◆ **GOAL**:
From the listing below, pull each line that includes "glyph".

◆ **INPUT DATA**:
** start **

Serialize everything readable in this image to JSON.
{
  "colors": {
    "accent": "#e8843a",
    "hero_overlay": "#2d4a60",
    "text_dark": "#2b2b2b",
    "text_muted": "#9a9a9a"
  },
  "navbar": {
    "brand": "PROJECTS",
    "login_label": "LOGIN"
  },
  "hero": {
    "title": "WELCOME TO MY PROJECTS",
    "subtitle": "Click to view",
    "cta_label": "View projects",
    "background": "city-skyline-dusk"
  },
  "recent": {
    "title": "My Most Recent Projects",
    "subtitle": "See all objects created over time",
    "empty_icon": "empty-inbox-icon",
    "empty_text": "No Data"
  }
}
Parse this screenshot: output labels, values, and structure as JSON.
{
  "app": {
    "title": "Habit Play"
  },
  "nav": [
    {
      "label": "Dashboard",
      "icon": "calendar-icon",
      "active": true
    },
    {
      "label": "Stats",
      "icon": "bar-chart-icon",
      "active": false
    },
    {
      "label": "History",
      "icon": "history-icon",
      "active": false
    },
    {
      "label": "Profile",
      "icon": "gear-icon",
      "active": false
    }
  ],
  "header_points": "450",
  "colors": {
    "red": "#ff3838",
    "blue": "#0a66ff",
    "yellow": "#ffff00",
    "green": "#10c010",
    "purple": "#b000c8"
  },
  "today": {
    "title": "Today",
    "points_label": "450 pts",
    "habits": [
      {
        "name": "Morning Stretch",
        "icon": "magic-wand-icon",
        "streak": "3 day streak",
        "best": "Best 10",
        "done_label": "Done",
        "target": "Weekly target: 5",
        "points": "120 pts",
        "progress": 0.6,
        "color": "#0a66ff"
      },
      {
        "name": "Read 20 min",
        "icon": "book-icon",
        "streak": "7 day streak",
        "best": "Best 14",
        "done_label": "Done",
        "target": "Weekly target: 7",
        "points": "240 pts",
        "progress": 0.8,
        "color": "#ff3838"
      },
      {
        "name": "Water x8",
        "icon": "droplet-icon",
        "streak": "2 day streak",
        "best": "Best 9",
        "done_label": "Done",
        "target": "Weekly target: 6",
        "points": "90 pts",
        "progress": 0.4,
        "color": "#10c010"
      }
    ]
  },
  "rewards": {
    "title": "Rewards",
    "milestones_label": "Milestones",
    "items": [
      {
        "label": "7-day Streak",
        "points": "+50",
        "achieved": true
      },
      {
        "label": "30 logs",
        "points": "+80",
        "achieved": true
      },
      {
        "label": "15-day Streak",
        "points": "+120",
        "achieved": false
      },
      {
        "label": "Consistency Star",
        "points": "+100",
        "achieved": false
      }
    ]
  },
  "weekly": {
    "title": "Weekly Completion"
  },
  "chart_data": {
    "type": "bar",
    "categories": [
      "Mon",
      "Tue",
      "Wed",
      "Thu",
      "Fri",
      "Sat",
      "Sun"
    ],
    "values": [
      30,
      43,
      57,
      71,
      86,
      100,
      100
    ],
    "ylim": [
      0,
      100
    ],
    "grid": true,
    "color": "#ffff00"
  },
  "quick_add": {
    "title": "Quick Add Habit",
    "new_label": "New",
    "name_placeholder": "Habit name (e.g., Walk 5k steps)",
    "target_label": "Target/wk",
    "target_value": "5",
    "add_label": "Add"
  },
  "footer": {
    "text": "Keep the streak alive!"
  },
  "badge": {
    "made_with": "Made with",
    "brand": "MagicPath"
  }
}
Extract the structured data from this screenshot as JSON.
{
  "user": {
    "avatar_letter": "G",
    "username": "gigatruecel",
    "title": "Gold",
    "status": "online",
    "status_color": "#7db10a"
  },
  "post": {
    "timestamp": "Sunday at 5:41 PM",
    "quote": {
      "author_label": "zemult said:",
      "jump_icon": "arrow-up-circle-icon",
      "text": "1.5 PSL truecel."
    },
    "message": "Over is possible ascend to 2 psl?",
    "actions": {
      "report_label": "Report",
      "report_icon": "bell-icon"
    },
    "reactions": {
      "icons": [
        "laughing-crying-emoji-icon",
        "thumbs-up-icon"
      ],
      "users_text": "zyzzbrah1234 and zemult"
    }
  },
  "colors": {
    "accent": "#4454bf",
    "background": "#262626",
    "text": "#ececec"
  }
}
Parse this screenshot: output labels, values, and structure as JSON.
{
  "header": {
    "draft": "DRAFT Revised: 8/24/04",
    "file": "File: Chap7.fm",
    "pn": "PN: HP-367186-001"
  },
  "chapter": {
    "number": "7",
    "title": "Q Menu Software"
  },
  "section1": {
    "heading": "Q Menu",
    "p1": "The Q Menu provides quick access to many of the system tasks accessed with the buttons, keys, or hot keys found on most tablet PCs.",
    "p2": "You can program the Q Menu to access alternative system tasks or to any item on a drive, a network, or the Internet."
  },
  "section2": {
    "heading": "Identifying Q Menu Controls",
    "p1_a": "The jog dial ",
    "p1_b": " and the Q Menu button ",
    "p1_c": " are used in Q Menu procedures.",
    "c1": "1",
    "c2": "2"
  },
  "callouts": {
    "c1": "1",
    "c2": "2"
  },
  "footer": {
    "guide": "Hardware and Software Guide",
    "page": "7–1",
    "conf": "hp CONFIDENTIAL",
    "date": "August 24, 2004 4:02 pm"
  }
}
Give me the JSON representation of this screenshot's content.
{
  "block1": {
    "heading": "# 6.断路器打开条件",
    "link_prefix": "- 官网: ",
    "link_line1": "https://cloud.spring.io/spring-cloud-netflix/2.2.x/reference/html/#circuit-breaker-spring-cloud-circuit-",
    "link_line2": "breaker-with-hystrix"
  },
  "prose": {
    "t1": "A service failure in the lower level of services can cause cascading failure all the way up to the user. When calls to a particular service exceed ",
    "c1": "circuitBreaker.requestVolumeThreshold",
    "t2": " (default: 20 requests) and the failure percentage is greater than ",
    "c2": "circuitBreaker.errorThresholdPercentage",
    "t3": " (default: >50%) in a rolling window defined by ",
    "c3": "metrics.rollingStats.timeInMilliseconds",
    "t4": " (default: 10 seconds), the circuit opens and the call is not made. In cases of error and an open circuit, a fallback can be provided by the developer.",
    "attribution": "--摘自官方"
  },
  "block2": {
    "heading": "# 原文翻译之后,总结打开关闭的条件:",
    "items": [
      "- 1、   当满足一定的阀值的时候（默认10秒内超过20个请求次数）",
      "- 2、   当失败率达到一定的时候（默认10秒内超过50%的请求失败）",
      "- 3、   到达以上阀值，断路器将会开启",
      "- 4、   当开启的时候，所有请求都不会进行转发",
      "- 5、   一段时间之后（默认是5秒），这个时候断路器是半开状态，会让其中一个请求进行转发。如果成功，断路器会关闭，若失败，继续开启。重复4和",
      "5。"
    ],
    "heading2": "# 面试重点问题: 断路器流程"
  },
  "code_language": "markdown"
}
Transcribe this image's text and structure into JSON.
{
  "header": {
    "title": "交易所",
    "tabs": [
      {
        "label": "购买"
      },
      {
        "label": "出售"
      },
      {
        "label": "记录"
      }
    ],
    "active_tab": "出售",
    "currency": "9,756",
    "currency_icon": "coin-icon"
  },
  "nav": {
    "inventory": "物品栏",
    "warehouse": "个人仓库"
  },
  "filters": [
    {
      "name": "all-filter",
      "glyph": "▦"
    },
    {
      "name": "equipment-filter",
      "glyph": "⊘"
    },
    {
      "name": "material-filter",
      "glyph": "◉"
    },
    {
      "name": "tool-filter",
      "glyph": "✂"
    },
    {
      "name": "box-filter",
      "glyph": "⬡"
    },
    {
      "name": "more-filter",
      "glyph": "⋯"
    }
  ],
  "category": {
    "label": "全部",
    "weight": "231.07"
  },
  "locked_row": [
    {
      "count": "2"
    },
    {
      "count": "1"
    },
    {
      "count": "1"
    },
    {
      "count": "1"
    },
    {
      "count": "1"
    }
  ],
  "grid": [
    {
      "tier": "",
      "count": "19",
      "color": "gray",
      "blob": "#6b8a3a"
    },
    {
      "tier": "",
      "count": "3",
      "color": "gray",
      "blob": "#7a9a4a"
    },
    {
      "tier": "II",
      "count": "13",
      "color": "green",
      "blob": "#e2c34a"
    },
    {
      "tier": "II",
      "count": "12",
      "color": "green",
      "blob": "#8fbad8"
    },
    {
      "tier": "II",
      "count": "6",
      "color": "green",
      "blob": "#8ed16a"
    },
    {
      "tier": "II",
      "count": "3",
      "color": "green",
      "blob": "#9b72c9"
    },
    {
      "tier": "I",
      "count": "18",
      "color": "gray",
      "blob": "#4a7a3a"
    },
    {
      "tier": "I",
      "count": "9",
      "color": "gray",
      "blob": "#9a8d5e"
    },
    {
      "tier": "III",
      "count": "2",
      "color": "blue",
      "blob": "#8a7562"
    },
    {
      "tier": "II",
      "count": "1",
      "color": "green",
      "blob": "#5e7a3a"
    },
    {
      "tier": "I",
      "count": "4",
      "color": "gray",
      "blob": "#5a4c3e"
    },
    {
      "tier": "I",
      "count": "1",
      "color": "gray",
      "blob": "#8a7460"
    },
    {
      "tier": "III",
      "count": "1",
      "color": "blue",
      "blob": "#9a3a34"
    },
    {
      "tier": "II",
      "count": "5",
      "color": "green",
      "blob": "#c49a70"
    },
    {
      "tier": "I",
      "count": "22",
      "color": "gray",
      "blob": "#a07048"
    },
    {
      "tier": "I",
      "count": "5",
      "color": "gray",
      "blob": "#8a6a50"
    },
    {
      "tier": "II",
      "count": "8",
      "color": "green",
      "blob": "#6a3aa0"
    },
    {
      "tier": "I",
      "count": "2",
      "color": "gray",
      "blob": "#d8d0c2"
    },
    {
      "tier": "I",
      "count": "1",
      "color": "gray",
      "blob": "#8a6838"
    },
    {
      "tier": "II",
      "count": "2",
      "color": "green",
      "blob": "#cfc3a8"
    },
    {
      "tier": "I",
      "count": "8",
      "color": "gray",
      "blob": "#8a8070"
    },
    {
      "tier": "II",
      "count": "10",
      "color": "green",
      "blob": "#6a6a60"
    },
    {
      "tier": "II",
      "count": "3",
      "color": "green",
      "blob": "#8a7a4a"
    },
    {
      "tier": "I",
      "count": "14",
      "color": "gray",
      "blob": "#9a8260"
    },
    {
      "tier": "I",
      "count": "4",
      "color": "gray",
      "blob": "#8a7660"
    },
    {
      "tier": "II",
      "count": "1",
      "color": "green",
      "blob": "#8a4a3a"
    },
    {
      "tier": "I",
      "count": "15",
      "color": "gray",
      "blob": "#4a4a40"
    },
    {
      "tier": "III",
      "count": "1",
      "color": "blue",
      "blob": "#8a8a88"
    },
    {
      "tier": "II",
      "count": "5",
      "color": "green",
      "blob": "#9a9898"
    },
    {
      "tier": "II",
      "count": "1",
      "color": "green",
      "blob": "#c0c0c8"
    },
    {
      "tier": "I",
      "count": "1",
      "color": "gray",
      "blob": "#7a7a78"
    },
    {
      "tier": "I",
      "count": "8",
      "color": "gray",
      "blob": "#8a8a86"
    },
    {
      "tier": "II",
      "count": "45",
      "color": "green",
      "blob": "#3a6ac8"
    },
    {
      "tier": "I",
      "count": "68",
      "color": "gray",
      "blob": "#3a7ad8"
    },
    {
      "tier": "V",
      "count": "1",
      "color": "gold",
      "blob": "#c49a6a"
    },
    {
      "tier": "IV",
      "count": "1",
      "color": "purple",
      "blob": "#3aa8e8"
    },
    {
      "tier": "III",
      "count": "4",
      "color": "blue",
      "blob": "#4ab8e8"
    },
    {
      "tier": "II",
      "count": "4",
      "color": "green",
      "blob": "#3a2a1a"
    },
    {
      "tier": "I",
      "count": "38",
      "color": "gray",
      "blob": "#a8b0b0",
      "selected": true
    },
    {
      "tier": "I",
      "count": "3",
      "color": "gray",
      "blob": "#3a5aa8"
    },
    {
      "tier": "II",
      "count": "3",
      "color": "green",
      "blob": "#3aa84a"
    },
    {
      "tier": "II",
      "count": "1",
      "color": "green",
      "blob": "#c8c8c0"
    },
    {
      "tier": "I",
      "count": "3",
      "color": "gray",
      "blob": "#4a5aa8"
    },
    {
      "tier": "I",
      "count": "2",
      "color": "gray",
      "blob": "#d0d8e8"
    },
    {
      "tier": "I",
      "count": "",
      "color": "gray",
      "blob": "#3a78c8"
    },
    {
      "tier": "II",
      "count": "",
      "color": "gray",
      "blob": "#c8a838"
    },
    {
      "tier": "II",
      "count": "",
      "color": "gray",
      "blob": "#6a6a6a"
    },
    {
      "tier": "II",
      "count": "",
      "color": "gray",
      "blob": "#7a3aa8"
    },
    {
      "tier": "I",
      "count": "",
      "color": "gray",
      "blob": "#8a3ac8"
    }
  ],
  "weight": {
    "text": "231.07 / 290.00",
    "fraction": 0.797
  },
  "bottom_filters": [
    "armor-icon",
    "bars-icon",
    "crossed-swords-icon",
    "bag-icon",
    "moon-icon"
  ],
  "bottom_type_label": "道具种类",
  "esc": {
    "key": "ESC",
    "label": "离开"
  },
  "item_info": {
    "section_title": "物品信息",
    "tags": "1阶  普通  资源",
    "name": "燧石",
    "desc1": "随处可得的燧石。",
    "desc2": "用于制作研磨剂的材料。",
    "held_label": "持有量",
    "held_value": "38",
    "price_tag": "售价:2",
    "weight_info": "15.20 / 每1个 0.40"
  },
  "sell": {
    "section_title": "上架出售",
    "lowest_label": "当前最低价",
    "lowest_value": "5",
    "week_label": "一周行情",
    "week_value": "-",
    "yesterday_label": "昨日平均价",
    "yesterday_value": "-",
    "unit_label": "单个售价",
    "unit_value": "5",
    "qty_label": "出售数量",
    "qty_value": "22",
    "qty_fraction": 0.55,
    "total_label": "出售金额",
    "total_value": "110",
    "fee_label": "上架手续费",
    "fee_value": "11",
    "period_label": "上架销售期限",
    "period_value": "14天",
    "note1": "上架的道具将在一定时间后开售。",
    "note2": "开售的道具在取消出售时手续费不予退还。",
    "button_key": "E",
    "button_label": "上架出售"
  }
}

** end **

◆ **ANSWER TO THIS TASK**:
      "glyph": "▦"
      "glyph": "⊘"
      "glyph": "◉"
      "glyph": "✂"
      "glyph": "⬡"
      "glyph": "⋯"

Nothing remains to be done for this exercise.